**TASK BRIEF:** Extract every line from the records below, unchanged and word for word, and leave the pictures out of your answer.
════════
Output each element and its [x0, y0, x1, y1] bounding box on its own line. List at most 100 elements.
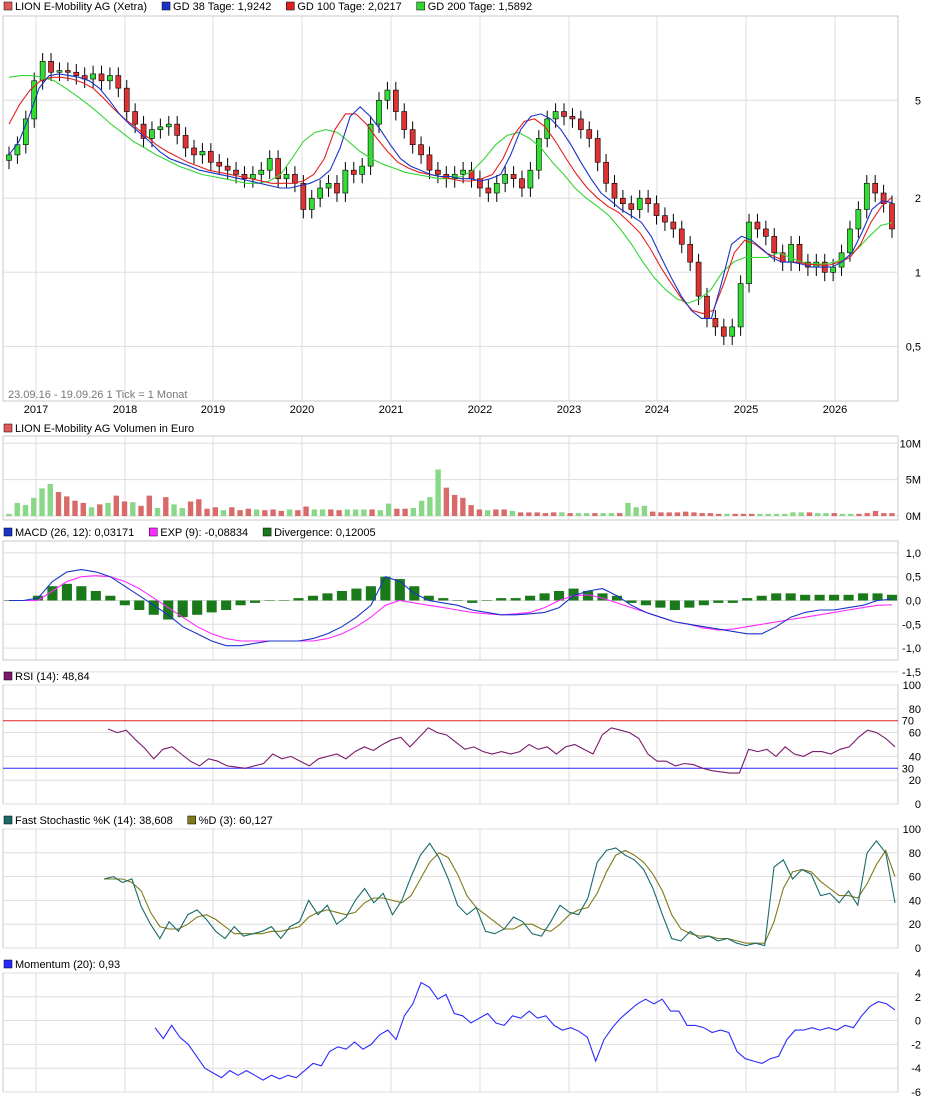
stock-chart: LION E-Mobility AG (Xetra) GD 38 Tage: 1,…: [2, 1, 921, 1099]
volume-bar: [732, 513, 738, 516]
volume-bar: [806, 512, 813, 516]
volume-bar: [6, 513, 12, 516]
legend-label: GD 38 Tage: 1,9242: [173, 1, 271, 13]
volume-bar: [319, 509, 326, 516]
volume-bar: [435, 469, 441, 516]
candle-body: [334, 182, 340, 194]
candle-body: [435, 169, 441, 175]
volume-bar: [146, 495, 152, 516]
divergence-bar: [829, 594, 840, 601]
candle-body: [729, 326, 736, 337]
candle-body: [578, 118, 584, 130]
y-tick-label: 60: [909, 728, 921, 740]
volume-bar: [724, 513, 730, 516]
volume-bar: [278, 510, 285, 516]
volume-bar: [64, 496, 70, 516]
legend-swatch: [187, 815, 196, 825]
volume-bar: [229, 507, 235, 516]
rsi-level-label: 70: [902, 716, 914, 728]
divergence-bar: [872, 593, 883, 601]
candle-body: [527, 169, 534, 189]
volume-bar: [97, 504, 103, 516]
volume-bar: [592, 513, 598, 516]
candle-body: [510, 174, 517, 180]
candle-body: [149, 129, 155, 139]
volume-bar: [682, 511, 689, 516]
candle-body: [493, 182, 500, 194]
volume-bar: [105, 502, 111, 516]
volume-bar: [204, 508, 210, 516]
volume-bar: [361, 509, 367, 516]
divergence-bar: [771, 593, 782, 601]
candle-body: [586, 129, 593, 139]
candle-body: [485, 187, 492, 194]
divergence-bar: [684, 600, 695, 608]
volume-bar: [848, 513, 854, 516]
divergence-bar: [467, 600, 478, 603]
y-tick-label: 5: [915, 95, 921, 107]
volume-bar: [220, 510, 227, 516]
candle-body: [620, 197, 626, 205]
divergence-bar: [221, 600, 232, 611]
volume-bar: [47, 484, 53, 516]
y-tick-label: 80: [909, 704, 921, 716]
legend-label: Fast Stochastic %K (14): 38,608: [15, 815, 173, 827]
divergence-bar: [452, 600, 463, 601]
divergence-bar: [756, 595, 767, 601]
candle-body: [737, 283, 744, 328]
volume-bar: [352, 509, 359, 516]
divergence-bar: [742, 598, 753, 601]
volume-bar: [542, 513, 549, 516]
candle-body: [418, 144, 424, 156]
volume-bar: [212, 507, 219, 516]
volume-bar: [39, 488, 45, 516]
divergence-bar: [525, 595, 536, 601]
x-tick-label: 2022: [468, 404, 492, 416]
y-tick-label: 10M: [900, 438, 921, 450]
candle-body: [115, 75, 122, 89]
candle-body: [165, 123, 172, 128]
y-tick-label: 1: [915, 267, 921, 279]
x-tick-label: 2021: [379, 404, 403, 416]
divergence-bar: [727, 600, 738, 603]
volume-bar: [336, 510, 342, 516]
candle-body: [662, 215, 668, 223]
date-range-note: 23.09.16 - 19.09.26 1 Tick = 1 Monat: [8, 389, 187, 401]
y-tick-label: 20: [909, 919, 921, 931]
volume-bar: [328, 509, 334, 516]
legend-swatch: [3, 959, 13, 969]
stochastic-plot-area: [2, 828, 899, 949]
divergence-bar: [423, 595, 434, 601]
volume-bar: [773, 513, 780, 516]
candle-body: [308, 197, 315, 210]
legend-label: Divergence: 0,12005: [274, 527, 376, 539]
divergence-bar: [539, 593, 550, 601]
candle-body: [653, 203, 660, 216]
divergence-bar: [510, 598, 521, 601]
legend-swatch: [3, 423, 13, 433]
candle-body: [266, 158, 273, 171]
legend-label: GD 200 Tage: 1,5892: [428, 1, 532, 13]
volume-bar: [31, 497, 37, 516]
candle-body: [65, 70, 71, 73]
volume-bar: [179, 508, 185, 516]
legend-swatch: [286, 1, 295, 11]
candle-body: [48, 61, 54, 73]
legend-swatch: [3, 815, 13, 825]
volume-bar: [782, 513, 788, 516]
volume-bar: [716, 513, 722, 516]
y-tick-label: 0,5: [906, 341, 921, 353]
volume-bar: [616, 513, 623, 516]
volume-bar: [815, 513, 821, 516]
divergence-bar: [90, 590, 101, 601]
candle-body: [754, 221, 761, 230]
volume-bar: [270, 509, 276, 516]
divergence-bar: [293, 598, 304, 601]
y-tick-label: 0: [915, 943, 921, 955]
candle-body: [56, 70, 63, 73]
y-tick-label: 100: [903, 824, 921, 836]
candle-body: [502, 174, 508, 184]
candle-body: [636, 197, 643, 210]
volume-bar: [501, 509, 507, 516]
volume-bar: [237, 510, 243, 516]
════════
**THE OUTPUT:**
Output each element and its [x0, y0, x1, y1] bounding box on its own line. List at most 100 elements.
stock-chart: LION E-Mobility AG (Xetra) GD 38 Tage: 1,…: [2, 1, 921, 1099]
volume-bar: [732, 513, 738, 516]
volume-bar: [806, 512, 813, 516]
volume-bar: [6, 513, 12, 516]
legend-label: GD 38 Tage: 1,9242: [173, 1, 271, 13]
volume-bar: [319, 509, 326, 516]
volume-bar: [435, 469, 441, 516]
candle-body: [334, 182, 340, 194]
candle-body: [435, 169, 441, 175]
volume-bar: [146, 495, 152, 516]
divergence-bar: [829, 594, 840, 601]
candle-body: [729, 326, 736, 337]
candle-body: [578, 118, 584, 130]
y-tick-label: 60: [909, 728, 921, 740]
volume-bar: [724, 513, 730, 516]
volume-bar: [278, 510, 285, 516]
volume-bar: [64, 496, 70, 516]
legend-swatch: [187, 815, 196, 825]
volume-bar: [229, 507, 235, 516]
rsi-level-label: 70: [902, 716, 914, 728]
divergence-bar: [872, 593, 883, 601]
candle-body: [527, 169, 534, 189]
volume-bar: [97, 504, 103, 516]
volume-bar: [592, 513, 598, 516]
candle-body: [510, 174, 517, 180]
candle-body: [149, 129, 155, 139]
volume-bar: [682, 511, 689, 516]
candle-body: [493, 182, 500, 194]
volume-bar: [105, 502, 111, 516]
volume-bar: [204, 508, 210, 516]
volume-bar: [361, 509, 367, 516]
divergence-bar: [771, 593, 782, 601]
candle-body: [586, 129, 593, 139]
candle-body: [485, 187, 492, 194]
divergence-bar: [684, 600, 695, 608]
volume-bar: [848, 513, 854, 516]
divergence-bar: [467, 600, 478, 603]
y-tick-label: 5: [915, 95, 921, 107]
volume-bar: [220, 510, 227, 516]
candle-body: [620, 197, 626, 205]
divergence-bar: [221, 600, 232, 611]
volume-bar: [47, 484, 53, 516]
y-tick-label: 80: [909, 704, 921, 716]
legend-label: Fast Stochastic %K (14): 38,608: [15, 815, 173, 827]
divergence-bar: [452, 600, 463, 601]
divergence-bar: [756, 595, 767, 601]
candle-body: [737, 283, 744, 328]
volume-bar: [352, 509, 359, 516]
divergence-bar: [742, 598, 753, 601]
volume-bar: [542, 513, 549, 516]
candle-body: [418, 144, 424, 156]
volume-bar: [212, 507, 219, 516]
volume-bar: [39, 488, 45, 516]
divergence-bar: [525, 595, 536, 601]
x-tick-label: 2022: [468, 404, 492, 416]
y-tick-label: 10M: [900, 438, 921, 450]
candle-body: [115, 75, 122, 89]
candle-body: [165, 123, 172, 128]
y-tick-label: 1: [915, 267, 921, 279]
x-tick-label: 2021: [379, 404, 403, 416]
divergence-bar: [727, 600, 738, 603]
volume-bar: [336, 510, 342, 516]
candle-body: [662, 215, 668, 223]
date-range-note: 23.09.16 - 19.09.26 1 Tick = 1 Monat: [8, 389, 187, 401]
y-tick-label: 20: [909, 919, 921, 931]
volume-bar: [328, 509, 334, 516]
legend-swatch: [3, 959, 13, 969]
stochastic-plot-area: [2, 828, 899, 949]
divergence-bar: [423, 595, 434, 601]
volume-bar: [773, 513, 780, 516]
candle-body: [308, 197, 315, 210]
legend-label: Divergence: 0,12005: [274, 527, 376, 539]
divergence-bar: [539, 593, 550, 601]
candle-body: [653, 203, 660, 216]
divergence-bar: [510, 598, 521, 601]
legend-swatch: [3, 423, 13, 433]
candle-body: [266, 158, 273, 171]
legend-label: GD 200 Tage: 1,5892: [428, 1, 532, 13]
volume-bar: [31, 497, 37, 516]
candle-body: [65, 70, 71, 73]
volume-bar: [179, 508, 185, 516]
legend-swatch: [286, 1, 295, 11]
candle-body: [48, 61, 54, 73]
legend-swatch: [3, 815, 13, 825]
volume-bar: [782, 513, 788, 516]
volume-bar: [716, 513, 722, 516]
y-tick-label: 0,5: [906, 341, 921, 353]
volume-bar: [616, 513, 623, 516]
volume-bar: [815, 513, 821, 516]
divergence-bar: [90, 590, 101, 601]
candle-body: [754, 221, 761, 230]
volume-bar: [270, 509, 276, 516]
divergence-bar: [293, 598, 304, 601]
y-tick-label: 0: [915, 943, 921, 955]
candle-body: [56, 70, 63, 73]
y-tick-label: 100: [903, 824, 921, 836]
candle-body: [502, 174, 508, 184]
candle-body: [636, 197, 643, 210]
volume-bar: [501, 509, 507, 516]
volume-bar: [237, 510, 243, 516]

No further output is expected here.